— Start of Given data —

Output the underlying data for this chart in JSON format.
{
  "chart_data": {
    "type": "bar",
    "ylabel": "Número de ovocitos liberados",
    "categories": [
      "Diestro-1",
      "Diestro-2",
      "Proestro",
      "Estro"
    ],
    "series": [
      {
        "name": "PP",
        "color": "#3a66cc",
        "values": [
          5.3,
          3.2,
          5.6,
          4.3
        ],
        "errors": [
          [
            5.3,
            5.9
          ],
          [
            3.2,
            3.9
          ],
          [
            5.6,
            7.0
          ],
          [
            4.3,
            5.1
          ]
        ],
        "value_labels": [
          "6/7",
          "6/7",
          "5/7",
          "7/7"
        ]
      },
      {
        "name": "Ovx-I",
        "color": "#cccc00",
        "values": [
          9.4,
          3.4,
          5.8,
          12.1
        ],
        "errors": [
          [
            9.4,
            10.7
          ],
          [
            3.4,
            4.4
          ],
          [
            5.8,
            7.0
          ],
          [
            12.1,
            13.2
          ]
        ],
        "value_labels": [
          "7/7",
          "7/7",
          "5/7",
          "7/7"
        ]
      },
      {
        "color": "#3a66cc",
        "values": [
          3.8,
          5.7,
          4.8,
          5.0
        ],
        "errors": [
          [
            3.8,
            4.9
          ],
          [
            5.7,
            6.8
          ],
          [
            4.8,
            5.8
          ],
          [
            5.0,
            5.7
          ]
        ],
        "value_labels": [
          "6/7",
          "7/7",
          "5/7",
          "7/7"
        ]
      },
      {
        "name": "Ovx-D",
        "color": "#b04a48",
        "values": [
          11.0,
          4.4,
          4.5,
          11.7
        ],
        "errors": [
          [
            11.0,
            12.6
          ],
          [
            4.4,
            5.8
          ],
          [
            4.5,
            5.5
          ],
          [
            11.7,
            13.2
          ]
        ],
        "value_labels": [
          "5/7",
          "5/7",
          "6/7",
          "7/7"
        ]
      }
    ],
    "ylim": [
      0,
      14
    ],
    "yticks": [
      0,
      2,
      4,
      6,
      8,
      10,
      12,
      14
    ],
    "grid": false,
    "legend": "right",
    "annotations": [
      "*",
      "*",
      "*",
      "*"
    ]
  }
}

— End of Given data —
— Start of Given data —

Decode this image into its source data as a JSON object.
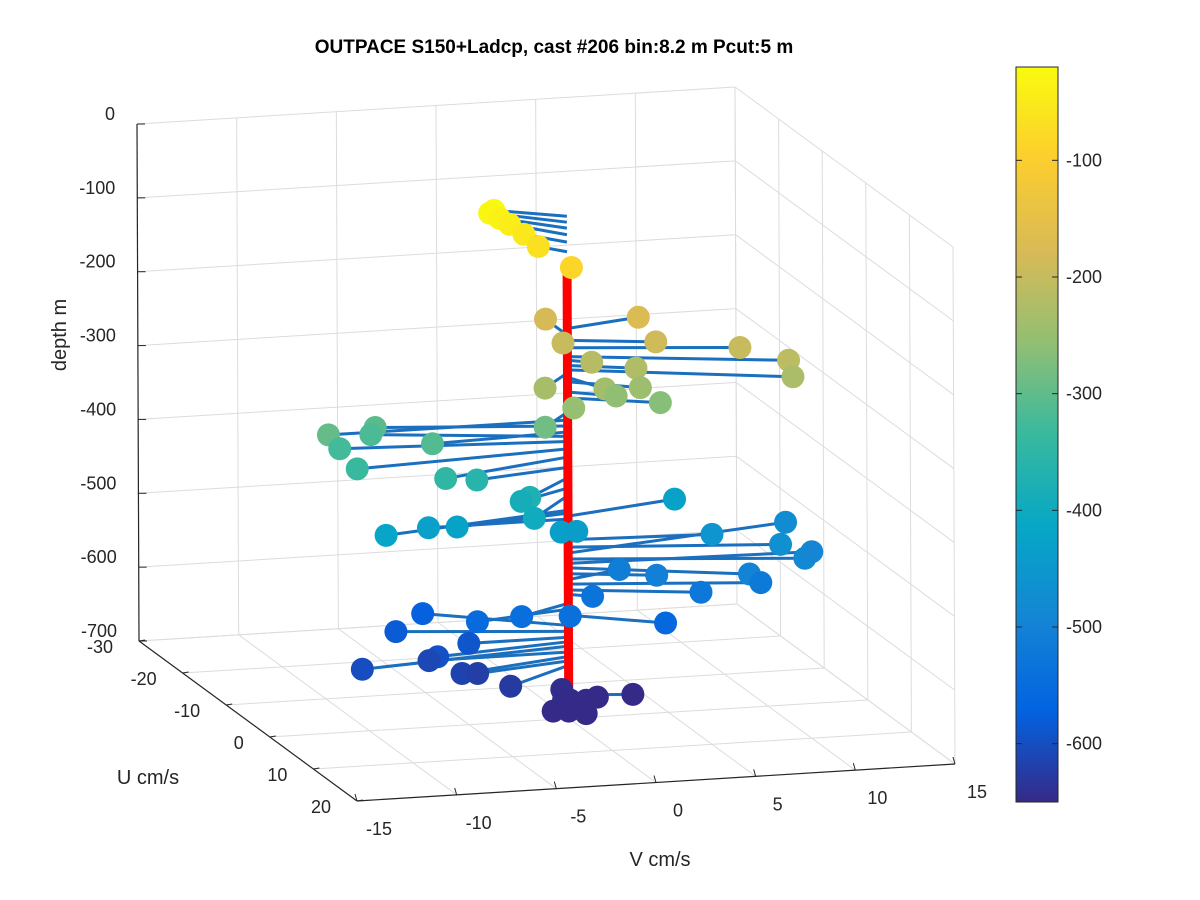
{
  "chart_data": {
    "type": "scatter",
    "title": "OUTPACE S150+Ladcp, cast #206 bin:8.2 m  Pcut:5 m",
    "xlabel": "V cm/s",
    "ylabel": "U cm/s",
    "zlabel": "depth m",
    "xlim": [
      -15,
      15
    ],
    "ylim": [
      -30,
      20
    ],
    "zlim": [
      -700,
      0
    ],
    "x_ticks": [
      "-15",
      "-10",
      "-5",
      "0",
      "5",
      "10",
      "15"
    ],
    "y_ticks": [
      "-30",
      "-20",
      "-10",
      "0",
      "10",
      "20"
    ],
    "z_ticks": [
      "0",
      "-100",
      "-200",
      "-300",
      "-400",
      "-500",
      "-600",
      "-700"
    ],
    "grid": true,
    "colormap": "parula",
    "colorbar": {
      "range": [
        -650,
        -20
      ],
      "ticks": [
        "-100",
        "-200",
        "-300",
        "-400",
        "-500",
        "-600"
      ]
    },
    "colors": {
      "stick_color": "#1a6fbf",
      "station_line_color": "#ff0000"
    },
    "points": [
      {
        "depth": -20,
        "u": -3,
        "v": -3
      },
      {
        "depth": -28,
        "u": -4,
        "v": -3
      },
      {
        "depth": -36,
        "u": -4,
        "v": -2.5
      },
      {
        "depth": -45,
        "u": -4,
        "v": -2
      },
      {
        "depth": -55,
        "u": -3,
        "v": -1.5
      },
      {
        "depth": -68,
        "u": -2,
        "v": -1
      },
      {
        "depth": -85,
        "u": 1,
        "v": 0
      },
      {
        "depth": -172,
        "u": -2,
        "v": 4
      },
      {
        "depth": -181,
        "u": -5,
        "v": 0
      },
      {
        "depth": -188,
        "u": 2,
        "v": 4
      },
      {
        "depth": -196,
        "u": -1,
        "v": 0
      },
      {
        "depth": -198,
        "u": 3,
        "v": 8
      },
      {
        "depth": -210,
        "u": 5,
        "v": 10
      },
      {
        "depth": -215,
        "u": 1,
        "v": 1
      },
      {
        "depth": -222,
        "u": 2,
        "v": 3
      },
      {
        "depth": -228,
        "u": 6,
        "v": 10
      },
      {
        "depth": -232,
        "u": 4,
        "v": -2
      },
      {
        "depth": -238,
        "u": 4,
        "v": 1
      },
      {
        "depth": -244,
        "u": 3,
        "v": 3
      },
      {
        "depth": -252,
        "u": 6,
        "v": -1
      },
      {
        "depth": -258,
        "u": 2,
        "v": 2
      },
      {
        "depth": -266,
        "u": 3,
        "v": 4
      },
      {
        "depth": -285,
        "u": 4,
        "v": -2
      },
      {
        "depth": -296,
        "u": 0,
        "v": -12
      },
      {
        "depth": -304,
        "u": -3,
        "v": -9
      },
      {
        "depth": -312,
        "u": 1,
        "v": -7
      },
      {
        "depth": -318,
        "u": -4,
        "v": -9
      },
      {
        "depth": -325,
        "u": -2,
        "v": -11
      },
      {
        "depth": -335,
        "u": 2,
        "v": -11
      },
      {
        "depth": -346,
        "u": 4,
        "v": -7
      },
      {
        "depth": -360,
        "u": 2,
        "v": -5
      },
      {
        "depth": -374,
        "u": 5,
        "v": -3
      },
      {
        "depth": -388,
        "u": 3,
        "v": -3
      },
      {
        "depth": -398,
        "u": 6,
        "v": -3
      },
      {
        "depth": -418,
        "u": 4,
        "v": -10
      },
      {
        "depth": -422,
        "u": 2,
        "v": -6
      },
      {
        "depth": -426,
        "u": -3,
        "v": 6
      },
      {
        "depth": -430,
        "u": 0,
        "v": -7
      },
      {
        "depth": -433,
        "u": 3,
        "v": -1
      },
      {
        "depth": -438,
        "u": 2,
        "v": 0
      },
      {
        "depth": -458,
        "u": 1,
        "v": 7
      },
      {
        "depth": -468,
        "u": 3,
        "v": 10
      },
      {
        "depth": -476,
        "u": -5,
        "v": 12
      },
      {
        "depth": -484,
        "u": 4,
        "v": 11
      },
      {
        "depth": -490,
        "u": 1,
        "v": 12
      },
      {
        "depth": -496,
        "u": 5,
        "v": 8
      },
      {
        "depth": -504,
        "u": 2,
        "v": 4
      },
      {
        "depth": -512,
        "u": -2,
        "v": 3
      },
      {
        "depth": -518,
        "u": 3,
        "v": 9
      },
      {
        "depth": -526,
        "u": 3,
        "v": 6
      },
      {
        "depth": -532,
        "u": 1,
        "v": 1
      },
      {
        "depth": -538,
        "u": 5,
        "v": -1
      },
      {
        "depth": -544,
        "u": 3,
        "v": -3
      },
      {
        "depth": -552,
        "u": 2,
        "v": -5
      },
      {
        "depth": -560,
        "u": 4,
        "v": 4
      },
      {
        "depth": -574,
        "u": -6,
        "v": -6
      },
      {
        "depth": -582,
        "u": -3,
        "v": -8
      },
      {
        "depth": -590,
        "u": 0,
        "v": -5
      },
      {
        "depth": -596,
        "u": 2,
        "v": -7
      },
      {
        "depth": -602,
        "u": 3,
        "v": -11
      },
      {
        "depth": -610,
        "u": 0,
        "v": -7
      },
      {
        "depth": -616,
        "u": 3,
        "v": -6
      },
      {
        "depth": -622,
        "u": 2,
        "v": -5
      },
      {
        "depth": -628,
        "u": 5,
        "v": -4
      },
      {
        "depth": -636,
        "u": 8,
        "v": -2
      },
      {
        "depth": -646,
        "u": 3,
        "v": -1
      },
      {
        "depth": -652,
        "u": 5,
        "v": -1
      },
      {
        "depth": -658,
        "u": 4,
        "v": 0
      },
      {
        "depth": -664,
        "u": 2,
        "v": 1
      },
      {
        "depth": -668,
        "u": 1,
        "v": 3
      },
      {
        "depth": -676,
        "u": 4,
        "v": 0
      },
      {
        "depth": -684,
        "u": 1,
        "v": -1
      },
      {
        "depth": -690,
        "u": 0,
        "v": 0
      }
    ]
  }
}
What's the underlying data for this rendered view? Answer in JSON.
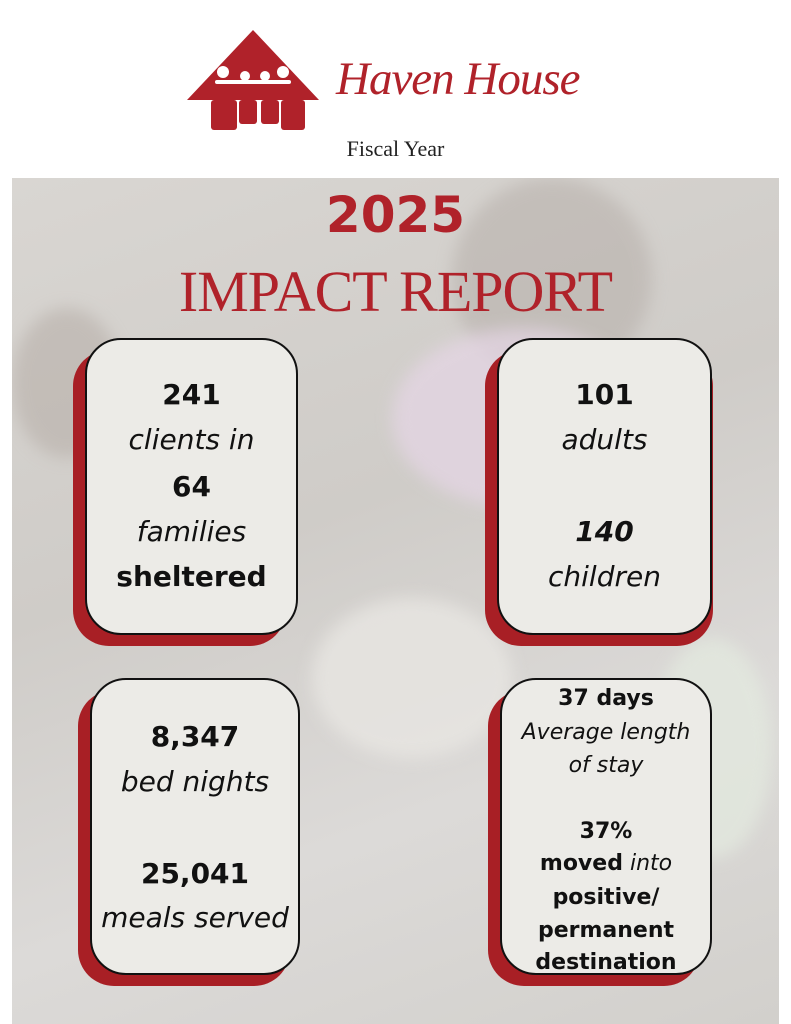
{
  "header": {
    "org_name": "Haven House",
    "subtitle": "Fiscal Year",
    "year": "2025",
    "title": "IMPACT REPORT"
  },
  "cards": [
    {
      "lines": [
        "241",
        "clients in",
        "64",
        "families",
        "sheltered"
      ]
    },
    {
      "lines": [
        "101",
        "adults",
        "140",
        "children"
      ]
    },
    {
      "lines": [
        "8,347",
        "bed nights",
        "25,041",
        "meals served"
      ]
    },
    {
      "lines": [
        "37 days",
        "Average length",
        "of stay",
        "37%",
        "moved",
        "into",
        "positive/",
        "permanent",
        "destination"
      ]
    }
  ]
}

— End of Given data —

▸ **What the task asks**
Search the records for the word "JSON", then list every line that has it.

▸ **Completed task**
Output the underlying data for this chart in JSON format.
Decode this image into its source data as a JSON object.
What's the underlying data for this rendered view? Answer in JSON.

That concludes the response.